- Written request
Quote every entry word for word.

- Given information

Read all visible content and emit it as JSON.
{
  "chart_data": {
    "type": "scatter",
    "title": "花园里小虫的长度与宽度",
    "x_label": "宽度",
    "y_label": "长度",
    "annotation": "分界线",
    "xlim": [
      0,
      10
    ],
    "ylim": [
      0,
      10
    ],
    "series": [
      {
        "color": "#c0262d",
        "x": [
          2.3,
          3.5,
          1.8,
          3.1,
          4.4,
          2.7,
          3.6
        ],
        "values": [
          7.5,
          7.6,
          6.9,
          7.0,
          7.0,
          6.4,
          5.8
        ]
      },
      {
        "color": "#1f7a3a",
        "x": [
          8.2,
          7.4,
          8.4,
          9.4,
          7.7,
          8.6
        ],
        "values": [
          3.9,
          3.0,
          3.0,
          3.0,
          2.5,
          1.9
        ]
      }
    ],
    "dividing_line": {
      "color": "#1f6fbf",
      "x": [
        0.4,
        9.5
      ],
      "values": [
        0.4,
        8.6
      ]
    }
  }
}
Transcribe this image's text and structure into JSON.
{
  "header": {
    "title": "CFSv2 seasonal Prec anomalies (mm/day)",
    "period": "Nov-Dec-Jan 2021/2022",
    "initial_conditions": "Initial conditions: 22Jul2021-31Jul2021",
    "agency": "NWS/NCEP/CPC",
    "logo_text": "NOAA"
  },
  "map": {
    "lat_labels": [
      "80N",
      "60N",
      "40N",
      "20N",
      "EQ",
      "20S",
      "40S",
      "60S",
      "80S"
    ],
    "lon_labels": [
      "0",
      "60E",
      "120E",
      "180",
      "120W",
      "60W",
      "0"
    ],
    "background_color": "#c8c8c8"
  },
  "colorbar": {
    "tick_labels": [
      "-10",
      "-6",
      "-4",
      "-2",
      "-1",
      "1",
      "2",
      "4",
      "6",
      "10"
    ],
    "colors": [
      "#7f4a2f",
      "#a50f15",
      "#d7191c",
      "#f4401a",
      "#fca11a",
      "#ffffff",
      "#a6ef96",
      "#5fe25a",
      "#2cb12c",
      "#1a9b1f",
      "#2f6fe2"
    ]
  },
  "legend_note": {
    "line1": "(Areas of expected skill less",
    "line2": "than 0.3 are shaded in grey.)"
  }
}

- Task response
Read all visible content and emit it as JSON.
{
  "chart_data": {
    "type": "scatter",
    "title": "花园里小虫的长度与宽度",
    "x_label": "宽度",
    "y_label": "长度",
    "annotation": "分界线",
    "xlim": [
      0,
      10
    ],
    "ylim": [
      0,
      10
    ],
    "series": [
      {
        "color": "#c0262d",
        "x": [
          2.3,
          3.5,
          1.8,
          3.1,
          4.4,
          2.7,
          3.6
        ],
        "values": [
          7.5,
          7.6,
          6.9,
          7.0,
          7.0,
          6.4,
          5.8
        ]
      },
      {
        "color": "#1f7a3a",
        "x": [
          8.2,
          7.4,
          8.4,
          9.4,
          7.7,
          8.6
        ],
        "values": [
          3.9,
          3.0,
          3.0,
          3.0,
          2.5,
          1.9
        ]
      }
    ],
    "dividing_line": {
      "color": "#1f6fbf",
      "x": [
        0.4,
        9.5
      ],
      "values": [
        0.4,
        8.6
      ]
    }
  }
}
Transcribe this image's text and structure into JSON.
{
  "header": {
    "title": "CFSv2 seasonal Prec anomalies (mm/day)",
    "period": "Nov-Dec-Jan 2021/2022",
    "initial_conditions": "Initial conditions: 22Jul2021-31Jul2021",
    "agency": "NWS/NCEP/CPC",
    "logo_text": "NOAA"
  },
  "map": {
    "lat_labels": [
      "80N",
      "60N",
      "40N",
      "20N",
      "EQ",
      "20S",
      "40S",
      "60S",
      "80S"
    ],
    "lon_labels": [
      "0",
      "60E",
      "120E",
      "180",
      "120W",
      "60W",
      "0"
    ],
    "background_color": "#c8c8c8"
  },
  "colorbar": {
    "tick_labels": [
      "-10",
      "-6",
      "-4",
      "-2",
      "-1",
      "1",
      "2",
      "4",
      "6",
      "10"
    ],
    "colors": [
      "#7f4a2f",
      "#a50f15",
      "#d7191c",
      "#f4401a",
      "#fca11a",
      "#ffffff",
      "#a6ef96",
      "#5fe25a",
      "#2cb12c",
      "#1a9b1f",
      "#2f6fe2"
    ]
  },
  "legend_note": {
    "line1": "(Areas of expected skill less",
    "line2": "than 0.3 are shaded in grey.)"
  }
}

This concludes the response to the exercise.